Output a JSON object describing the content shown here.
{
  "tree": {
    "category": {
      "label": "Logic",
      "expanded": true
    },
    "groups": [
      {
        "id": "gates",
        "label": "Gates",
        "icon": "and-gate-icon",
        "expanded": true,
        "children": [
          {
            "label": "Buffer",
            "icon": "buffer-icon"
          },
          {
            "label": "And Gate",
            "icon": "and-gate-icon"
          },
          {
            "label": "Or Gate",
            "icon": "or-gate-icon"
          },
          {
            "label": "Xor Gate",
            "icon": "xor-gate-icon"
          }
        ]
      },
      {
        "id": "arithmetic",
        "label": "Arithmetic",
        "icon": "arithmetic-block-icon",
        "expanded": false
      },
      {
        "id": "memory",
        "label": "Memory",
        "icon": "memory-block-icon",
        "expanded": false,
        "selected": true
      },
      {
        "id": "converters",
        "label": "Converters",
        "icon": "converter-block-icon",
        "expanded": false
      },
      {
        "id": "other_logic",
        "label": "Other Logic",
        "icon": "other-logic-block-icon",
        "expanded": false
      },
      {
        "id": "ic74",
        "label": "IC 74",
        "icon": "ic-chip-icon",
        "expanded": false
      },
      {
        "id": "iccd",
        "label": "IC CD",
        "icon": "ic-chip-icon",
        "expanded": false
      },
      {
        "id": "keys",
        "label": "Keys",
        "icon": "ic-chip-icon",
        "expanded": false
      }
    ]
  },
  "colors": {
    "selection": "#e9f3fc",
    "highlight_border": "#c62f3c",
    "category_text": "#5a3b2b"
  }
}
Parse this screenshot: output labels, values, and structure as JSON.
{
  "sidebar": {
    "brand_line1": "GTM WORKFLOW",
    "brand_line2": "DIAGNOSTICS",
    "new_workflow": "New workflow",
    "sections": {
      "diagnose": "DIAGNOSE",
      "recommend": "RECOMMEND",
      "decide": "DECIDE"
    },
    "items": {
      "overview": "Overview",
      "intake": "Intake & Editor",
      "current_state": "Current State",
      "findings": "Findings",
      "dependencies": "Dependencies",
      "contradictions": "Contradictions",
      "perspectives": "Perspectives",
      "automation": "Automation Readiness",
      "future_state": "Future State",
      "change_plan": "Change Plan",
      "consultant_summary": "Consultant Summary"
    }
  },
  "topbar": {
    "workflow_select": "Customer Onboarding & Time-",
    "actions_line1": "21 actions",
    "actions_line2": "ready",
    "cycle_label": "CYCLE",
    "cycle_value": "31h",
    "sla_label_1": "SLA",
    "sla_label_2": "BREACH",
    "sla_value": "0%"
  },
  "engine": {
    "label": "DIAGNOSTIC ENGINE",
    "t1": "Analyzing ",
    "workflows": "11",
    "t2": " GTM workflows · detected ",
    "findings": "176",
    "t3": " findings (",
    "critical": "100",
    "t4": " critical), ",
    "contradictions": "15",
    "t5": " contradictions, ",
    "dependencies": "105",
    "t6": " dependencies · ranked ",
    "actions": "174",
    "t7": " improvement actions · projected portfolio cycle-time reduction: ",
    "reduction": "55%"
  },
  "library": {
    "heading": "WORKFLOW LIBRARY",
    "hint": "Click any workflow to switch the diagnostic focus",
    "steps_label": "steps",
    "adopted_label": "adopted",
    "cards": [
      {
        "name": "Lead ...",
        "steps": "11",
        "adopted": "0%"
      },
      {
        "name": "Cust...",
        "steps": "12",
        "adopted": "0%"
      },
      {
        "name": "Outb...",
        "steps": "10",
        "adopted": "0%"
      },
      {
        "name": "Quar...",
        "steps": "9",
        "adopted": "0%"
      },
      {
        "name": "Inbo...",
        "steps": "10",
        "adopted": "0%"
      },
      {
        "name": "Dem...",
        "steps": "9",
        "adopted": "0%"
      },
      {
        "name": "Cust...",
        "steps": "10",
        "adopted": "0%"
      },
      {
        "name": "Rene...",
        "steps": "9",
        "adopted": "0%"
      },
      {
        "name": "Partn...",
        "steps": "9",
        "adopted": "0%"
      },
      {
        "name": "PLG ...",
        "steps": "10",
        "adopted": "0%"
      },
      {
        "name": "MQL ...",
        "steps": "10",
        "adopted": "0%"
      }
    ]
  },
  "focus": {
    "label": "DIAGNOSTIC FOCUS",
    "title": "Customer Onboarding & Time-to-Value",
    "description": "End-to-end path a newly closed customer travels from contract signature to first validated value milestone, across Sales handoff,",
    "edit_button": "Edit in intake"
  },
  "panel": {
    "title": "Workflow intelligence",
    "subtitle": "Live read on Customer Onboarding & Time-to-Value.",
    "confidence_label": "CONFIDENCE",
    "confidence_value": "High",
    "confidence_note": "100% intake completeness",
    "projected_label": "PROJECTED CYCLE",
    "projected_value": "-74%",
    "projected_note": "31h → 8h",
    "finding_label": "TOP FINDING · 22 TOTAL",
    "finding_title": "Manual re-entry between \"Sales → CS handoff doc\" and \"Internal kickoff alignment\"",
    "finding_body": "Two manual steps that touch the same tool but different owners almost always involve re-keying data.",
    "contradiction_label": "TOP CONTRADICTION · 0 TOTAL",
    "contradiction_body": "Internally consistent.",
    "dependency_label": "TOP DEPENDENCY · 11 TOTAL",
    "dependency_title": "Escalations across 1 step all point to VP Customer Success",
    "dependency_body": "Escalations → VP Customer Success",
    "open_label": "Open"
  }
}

========================================================================

Repeat the listing in full, keeping every line exactly as it is.

Output a JSON object describing the content shown here.
{
  "tree": {
    "category": {
      "label": "Logic",
      "expanded": true
    },
    "groups": [
      {
        "id": "gates",
        "label": "Gates",
        "icon": "and-gate-icon",
        "expanded": true,
        "children": [
          {
            "label": "Buffer",
            "icon": "buffer-icon"
          },
          {
            "label": "And Gate",
            "icon": "and-gate-icon"
          },
          {
            "label": "Or Gate",
            "icon": "or-gate-icon"
          },
          {
            "label": "Xor Gate",
            "icon": "xor-gate-icon"
          }
        ]
      },
      {
        "id": "arithmetic",
        "label": "Arithmetic",
        "icon": "arithmetic-block-icon",
        "expanded": false
      },
      {
        "id": "memory",
        "label": "Memory",
        "icon": "memory-block-icon",
        "expanded": false,
        "selected": true
      },
      {
        "id": "converters",
        "label": "Converters",
        "icon": "converter-block-icon",
        "expanded": false
      },
      {
        "id": "other_logic",
        "label": "Other Logic",
        "icon": "other-logic-block-icon",
        "expanded": false
      },
      {
        "id": "ic74",
        "label": "IC 74",
        "icon": "ic-chip-icon",
        "expanded": false
      },
      {
        "id": "iccd",
        "label": "IC CD",
        "icon": "ic-chip-icon",
        "expanded": false
      },
      {
        "id": "keys",
        "label": "Keys",
        "icon": "ic-chip-icon",
        "expanded": false
      }
    ]
  },
  "colors": {
    "selection": "#e9f3fc",
    "highlight_border": "#c62f3c",
    "category_text": "#5a3b2b"
  }
}
Parse this screenshot: output labels, values, and structure as JSON.
{
  "sidebar": {
    "brand_line1": "GTM WORKFLOW",
    "brand_line2": "DIAGNOSTICS",
    "new_workflow": "New workflow",
    "sections": {
      "diagnose": "DIAGNOSE",
      "recommend": "RECOMMEND",
      "decide": "DECIDE"
    },
    "items": {
      "overview": "Overview",
      "intake": "Intake & Editor",
      "current_state": "Current State",
      "findings": "Findings",
      "dependencies": "Dependencies",
      "contradictions": "Contradictions",
      "perspectives": "Perspectives",
      "automation": "Automation Readiness",
      "future_state": "Future State",
      "change_plan": "Change Plan",
      "consultant_summary": "Consultant Summary"
    }
  },
  "topbar": {
    "workflow_select": "Customer Onboarding & Time-",
    "actions_line1": "21 actions",
    "actions_line2": "ready",
    "cycle_label": "CYCLE",
    "cycle_value": "31h",
    "sla_label_1": "SLA",
    "sla_label_2": "BREACH",
    "sla_value": "0%"
  },
  "engine": {
    "label": "DIAGNOSTIC ENGINE",
    "t1": "Analyzing ",
    "workflows": "11",
    "t2": " GTM workflows · detected ",
    "findings": "176",
    "t3": " findings (",
    "critical": "100",
    "t4": " critical), ",
    "contradictions": "15",
    "t5": " contradictions, ",
    "dependencies": "105",
    "t6": " dependencies · ranked ",
    "actions": "174",
    "t7": " improvement actions · projected portfolio cycle-time reduction: ",
    "reduction": "55%"
  },
  "library": {
    "heading": "WORKFLOW LIBRARY",
    "hint": "Click any workflow to switch the diagnostic focus",
    "steps_label": "steps",
    "adopted_label": "adopted",
    "cards": [
      {
        "name": "Lead ...",
        "steps": "11",
        "adopted": "0%"
      },
      {
        "name": "Cust...",
        "steps": "12",
        "adopted": "0%"
      },
      {
        "name": "Outb...",
        "steps": "10",
        "adopted": "0%"
      },
      {
        "name": "Quar...",
        "steps": "9",
        "adopted": "0%"
      },
      {
        "name": "Inbo...",
        "steps": "10",
        "adopted": "0%"
      },
      {
        "name": "Dem...",
        "steps": "9",
        "adopted": "0%"
      },
      {
        "name": "Cust...",
        "steps": "10",
        "adopted": "0%"
      },
      {
        "name": "Rene...",
        "steps": "9",
        "adopted": "0%"
      },
      {
        "name": "Partn...",
        "steps": "9",
        "adopted": "0%"
      },
      {
        "name": "PLG ...",
        "steps": "10",
        "adopted": "0%"
      },
      {
        "name": "MQL ...",
        "steps": "10",
        "adopted": "0%"
      }
    ]
  },
  "focus": {
    "label": "DIAGNOSTIC FOCUS",
    "title": "Customer Onboarding & Time-to-Value",
    "description": "End-to-end path a newly closed customer travels from contract signature to first validated value milestone, across Sales handoff,",
    "edit_button": "Edit in intake"
  },
  "panel": {
    "title": "Workflow intelligence",
    "subtitle": "Live read on Customer Onboarding & Time-to-Value.",
    "confidence_label": "CONFIDENCE",
    "confidence_value": "High",
    "confidence_note": "100% intake completeness",
    "projected_label": "PROJECTED CYCLE",
    "projected_value": "-74%",
    "projected_note": "31h → 8h",
    "finding_label": "TOP FINDING · 22 TOTAL",
    "finding_title": "Manual re-entry between \"Sales → CS handoff doc\" and \"Internal kickoff alignment\"",
    "finding_body": "Two manual steps that touch the same tool but different owners almost always involve re-keying data.",
    "contradiction_label": "TOP CONTRADICTION · 0 TOTAL",
    "contradiction_body": "Internally consistent.",
    "dependency_label": "TOP DEPENDENCY · 11 TOTAL",
    "dependency_title": "Escalations across 1 step all point to VP Customer Success",
    "dependency_body": "Escalations → VP Customer Success",
    "open_label": "Open"
  }
}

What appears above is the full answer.